**Data**
+===+
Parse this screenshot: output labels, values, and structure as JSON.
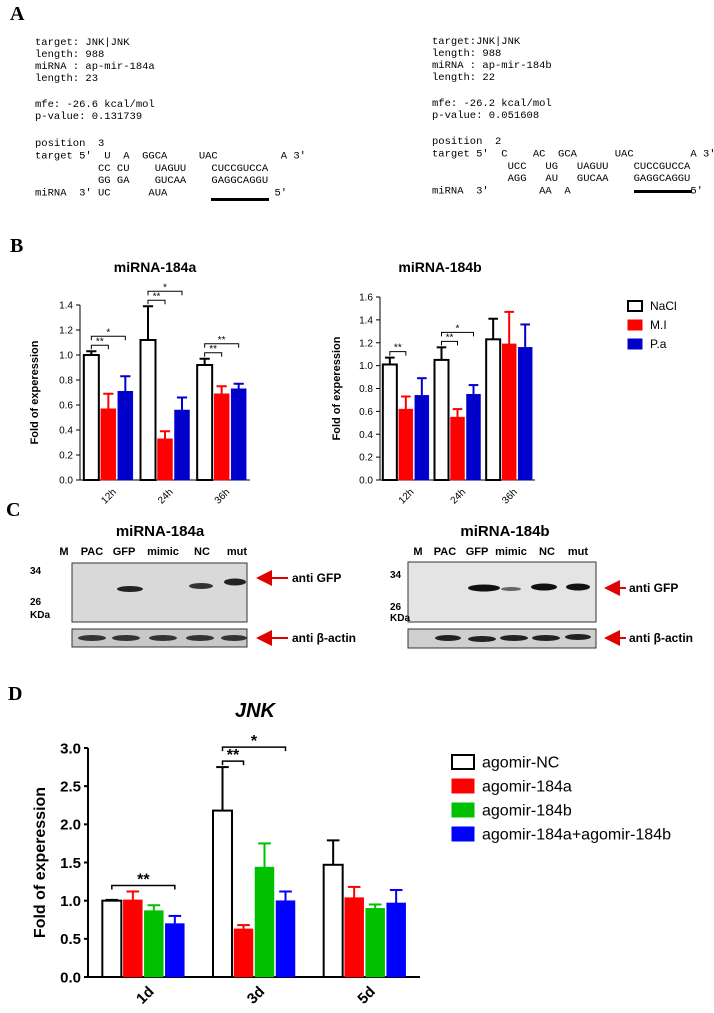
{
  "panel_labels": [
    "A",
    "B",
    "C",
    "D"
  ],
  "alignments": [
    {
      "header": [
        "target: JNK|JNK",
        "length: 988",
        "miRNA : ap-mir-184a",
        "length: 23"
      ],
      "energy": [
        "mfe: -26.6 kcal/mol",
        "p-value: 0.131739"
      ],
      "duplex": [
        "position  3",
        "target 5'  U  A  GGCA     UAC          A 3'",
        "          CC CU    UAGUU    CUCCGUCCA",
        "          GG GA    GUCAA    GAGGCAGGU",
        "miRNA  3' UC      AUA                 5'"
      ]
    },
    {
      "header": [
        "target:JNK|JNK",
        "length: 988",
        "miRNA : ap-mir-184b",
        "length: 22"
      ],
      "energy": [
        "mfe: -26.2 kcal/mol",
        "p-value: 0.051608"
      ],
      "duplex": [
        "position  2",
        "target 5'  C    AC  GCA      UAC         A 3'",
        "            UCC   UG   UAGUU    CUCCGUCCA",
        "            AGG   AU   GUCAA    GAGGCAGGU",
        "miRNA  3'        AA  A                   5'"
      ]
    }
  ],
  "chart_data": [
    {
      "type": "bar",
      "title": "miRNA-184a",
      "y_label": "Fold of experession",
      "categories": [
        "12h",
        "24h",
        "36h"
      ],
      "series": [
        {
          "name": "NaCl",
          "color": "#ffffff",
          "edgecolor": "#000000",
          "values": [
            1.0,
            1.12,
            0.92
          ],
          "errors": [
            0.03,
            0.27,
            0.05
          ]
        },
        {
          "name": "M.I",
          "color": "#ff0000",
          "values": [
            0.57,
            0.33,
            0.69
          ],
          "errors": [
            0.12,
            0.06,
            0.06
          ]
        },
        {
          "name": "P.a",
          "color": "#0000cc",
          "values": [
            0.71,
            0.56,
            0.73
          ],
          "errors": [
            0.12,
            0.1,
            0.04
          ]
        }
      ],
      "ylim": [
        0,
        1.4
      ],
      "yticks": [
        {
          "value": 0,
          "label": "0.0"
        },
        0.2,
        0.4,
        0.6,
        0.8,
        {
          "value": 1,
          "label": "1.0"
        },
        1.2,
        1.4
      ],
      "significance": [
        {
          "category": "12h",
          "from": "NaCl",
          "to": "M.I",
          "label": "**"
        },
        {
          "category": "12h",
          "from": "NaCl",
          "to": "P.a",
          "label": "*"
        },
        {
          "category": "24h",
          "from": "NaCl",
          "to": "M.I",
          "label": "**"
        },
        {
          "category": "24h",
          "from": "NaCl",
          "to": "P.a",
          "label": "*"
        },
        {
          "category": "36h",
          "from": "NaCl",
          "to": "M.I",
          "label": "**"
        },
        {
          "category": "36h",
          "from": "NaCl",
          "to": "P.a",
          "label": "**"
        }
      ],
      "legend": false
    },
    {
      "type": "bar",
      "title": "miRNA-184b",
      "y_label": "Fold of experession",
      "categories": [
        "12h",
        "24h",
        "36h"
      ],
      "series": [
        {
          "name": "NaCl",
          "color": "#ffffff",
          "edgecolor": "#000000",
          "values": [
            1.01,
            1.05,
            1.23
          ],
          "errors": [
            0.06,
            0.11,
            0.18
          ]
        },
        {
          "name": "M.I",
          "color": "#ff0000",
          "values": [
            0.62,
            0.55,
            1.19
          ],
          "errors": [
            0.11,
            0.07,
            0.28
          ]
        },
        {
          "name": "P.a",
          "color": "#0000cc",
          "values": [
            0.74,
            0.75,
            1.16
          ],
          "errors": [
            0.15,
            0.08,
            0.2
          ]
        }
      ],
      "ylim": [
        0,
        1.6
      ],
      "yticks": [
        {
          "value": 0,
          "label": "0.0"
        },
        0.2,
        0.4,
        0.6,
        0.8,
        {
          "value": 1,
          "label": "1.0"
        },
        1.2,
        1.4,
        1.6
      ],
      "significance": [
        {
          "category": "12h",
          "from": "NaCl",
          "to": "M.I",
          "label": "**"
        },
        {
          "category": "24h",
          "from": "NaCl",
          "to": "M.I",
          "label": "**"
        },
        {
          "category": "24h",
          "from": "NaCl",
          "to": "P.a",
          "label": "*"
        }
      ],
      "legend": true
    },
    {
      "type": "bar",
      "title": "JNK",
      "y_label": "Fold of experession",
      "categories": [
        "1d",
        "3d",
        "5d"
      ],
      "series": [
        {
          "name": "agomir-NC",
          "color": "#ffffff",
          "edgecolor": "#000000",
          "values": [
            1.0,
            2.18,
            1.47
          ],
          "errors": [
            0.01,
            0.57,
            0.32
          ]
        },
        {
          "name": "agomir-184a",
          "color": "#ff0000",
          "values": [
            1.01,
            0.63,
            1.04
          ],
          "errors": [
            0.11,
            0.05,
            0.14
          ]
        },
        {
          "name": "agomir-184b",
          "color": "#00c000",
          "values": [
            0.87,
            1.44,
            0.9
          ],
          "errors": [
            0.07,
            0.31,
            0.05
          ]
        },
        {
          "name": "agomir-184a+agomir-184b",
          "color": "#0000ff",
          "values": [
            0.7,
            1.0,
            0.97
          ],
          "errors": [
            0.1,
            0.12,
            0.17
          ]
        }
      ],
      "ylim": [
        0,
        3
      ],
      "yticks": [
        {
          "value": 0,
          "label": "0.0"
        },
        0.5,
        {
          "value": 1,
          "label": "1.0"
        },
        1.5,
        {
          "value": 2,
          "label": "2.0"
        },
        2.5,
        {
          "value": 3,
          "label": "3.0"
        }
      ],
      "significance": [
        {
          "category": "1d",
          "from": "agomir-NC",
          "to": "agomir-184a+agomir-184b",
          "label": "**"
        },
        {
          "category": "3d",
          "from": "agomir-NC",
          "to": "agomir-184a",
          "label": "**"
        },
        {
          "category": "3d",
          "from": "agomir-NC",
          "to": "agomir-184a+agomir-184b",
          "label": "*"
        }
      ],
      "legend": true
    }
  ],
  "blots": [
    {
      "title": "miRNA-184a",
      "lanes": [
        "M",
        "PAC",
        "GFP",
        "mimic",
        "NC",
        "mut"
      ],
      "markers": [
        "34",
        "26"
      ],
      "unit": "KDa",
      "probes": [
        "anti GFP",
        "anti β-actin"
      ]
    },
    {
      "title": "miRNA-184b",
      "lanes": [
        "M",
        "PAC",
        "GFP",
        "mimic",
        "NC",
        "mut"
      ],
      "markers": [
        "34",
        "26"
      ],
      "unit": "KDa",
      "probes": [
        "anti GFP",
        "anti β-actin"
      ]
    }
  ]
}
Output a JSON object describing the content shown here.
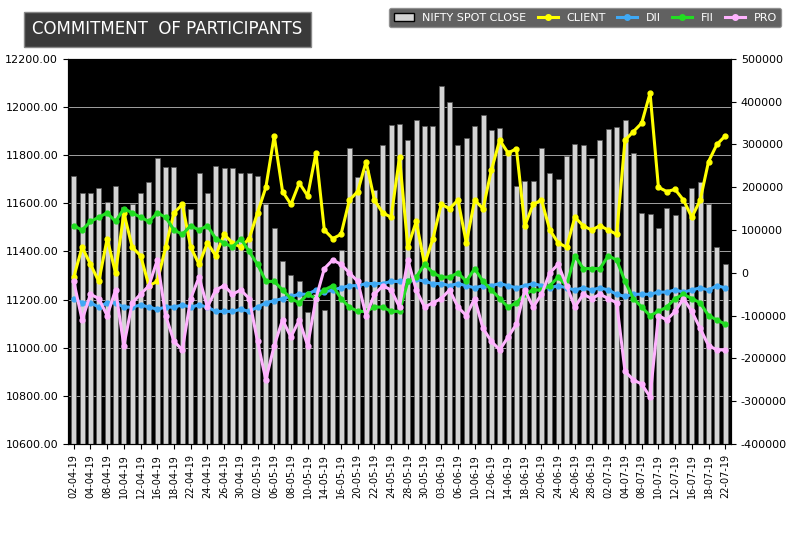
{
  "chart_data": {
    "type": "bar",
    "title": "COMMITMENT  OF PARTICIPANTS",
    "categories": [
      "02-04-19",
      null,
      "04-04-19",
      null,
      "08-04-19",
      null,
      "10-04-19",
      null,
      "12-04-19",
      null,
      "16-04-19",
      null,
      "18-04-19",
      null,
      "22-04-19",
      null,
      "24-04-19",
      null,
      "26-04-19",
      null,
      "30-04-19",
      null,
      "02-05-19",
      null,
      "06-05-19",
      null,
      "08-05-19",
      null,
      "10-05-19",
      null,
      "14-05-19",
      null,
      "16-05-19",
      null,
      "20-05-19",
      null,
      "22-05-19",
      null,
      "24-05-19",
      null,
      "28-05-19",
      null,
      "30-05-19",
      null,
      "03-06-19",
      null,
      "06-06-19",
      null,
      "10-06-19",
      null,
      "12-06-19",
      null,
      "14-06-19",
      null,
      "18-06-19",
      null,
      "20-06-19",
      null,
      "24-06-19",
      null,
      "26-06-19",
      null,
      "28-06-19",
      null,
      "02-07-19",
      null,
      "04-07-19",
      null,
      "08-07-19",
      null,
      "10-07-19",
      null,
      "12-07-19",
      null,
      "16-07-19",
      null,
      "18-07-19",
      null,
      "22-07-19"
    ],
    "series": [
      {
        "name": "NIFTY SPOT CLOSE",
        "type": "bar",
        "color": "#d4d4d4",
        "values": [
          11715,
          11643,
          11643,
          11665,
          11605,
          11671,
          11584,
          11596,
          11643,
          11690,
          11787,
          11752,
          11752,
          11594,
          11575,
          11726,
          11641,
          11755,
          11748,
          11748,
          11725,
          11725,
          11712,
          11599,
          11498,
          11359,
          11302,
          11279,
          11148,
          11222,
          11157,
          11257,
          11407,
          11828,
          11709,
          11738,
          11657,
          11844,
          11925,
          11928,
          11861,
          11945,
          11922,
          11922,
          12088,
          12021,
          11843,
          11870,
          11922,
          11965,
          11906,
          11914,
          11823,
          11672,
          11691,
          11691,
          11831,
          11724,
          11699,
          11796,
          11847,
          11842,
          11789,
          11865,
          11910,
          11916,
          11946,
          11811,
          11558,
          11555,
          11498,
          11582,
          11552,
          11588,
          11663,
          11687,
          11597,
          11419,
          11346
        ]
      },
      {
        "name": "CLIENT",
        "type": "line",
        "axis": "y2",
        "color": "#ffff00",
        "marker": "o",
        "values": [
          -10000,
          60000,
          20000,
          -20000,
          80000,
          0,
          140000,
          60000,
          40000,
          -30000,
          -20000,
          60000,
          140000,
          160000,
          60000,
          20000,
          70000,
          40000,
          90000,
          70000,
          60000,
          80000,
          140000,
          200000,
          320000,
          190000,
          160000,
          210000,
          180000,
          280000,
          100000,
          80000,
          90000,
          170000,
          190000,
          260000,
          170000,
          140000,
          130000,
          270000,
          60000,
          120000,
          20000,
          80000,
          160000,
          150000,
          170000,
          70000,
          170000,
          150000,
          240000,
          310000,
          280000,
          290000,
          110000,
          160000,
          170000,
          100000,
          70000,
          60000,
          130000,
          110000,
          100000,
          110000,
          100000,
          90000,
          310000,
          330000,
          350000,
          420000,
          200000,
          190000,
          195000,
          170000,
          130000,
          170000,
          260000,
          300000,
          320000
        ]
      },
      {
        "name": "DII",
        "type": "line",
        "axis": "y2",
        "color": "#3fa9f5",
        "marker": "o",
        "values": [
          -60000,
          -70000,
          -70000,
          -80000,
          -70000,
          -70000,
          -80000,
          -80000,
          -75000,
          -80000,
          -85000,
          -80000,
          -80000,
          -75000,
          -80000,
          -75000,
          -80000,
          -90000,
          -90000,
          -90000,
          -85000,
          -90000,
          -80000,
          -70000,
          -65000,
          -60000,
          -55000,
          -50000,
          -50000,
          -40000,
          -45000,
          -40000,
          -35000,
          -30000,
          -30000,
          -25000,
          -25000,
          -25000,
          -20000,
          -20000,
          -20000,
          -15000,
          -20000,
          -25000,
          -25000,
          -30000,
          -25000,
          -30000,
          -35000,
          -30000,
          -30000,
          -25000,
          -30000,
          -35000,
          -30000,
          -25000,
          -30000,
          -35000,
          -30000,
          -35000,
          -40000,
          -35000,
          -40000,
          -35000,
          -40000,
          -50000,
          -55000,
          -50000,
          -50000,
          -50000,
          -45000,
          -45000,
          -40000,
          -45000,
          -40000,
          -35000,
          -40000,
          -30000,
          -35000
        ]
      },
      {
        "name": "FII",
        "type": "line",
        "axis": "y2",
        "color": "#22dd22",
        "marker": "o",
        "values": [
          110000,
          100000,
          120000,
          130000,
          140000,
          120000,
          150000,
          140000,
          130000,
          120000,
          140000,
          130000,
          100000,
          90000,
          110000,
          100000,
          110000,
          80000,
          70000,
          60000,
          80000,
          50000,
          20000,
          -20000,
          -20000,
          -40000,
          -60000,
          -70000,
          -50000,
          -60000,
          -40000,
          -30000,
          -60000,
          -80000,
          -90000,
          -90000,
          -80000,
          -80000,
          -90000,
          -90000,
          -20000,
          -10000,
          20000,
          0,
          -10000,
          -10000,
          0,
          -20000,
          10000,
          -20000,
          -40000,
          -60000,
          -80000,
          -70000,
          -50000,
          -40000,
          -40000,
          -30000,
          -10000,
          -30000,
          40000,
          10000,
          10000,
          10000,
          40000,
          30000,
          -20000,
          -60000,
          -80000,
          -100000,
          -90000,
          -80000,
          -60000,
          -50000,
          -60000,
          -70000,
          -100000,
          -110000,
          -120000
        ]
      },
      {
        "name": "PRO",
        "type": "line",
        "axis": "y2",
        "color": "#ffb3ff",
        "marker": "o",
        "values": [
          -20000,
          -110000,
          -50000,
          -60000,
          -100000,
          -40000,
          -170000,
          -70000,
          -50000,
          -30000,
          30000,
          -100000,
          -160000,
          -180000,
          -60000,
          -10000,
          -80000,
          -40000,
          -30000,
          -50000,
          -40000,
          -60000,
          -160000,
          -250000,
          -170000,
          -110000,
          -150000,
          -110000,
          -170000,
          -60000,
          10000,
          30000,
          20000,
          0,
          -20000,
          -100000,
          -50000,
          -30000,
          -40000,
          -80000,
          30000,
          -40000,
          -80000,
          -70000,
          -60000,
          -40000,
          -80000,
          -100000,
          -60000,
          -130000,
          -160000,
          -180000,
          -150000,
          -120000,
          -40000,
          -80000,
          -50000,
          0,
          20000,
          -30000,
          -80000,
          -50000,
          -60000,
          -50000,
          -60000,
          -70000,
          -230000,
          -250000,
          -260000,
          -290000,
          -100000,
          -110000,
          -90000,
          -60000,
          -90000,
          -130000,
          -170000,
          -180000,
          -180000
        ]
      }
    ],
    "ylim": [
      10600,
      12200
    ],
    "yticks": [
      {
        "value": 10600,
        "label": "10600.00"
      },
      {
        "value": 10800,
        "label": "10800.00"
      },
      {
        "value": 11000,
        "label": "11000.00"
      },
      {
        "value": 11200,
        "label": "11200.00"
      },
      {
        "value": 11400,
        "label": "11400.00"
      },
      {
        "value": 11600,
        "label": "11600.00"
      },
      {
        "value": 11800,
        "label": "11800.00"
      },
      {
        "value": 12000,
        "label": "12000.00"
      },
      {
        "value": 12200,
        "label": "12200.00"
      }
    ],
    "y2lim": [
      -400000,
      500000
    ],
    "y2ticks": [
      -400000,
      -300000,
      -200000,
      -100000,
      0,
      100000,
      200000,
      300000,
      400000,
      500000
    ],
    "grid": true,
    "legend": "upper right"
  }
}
+===+
**Exercise requirements**
Copy out every line of the material above that mentions the word "CUCCGUCCA".

**Correct output**
        "          CC CU    UAGUU    CUCCGUCCA",
        "            UCC   UG   UAGUU    CUCCGUCCA",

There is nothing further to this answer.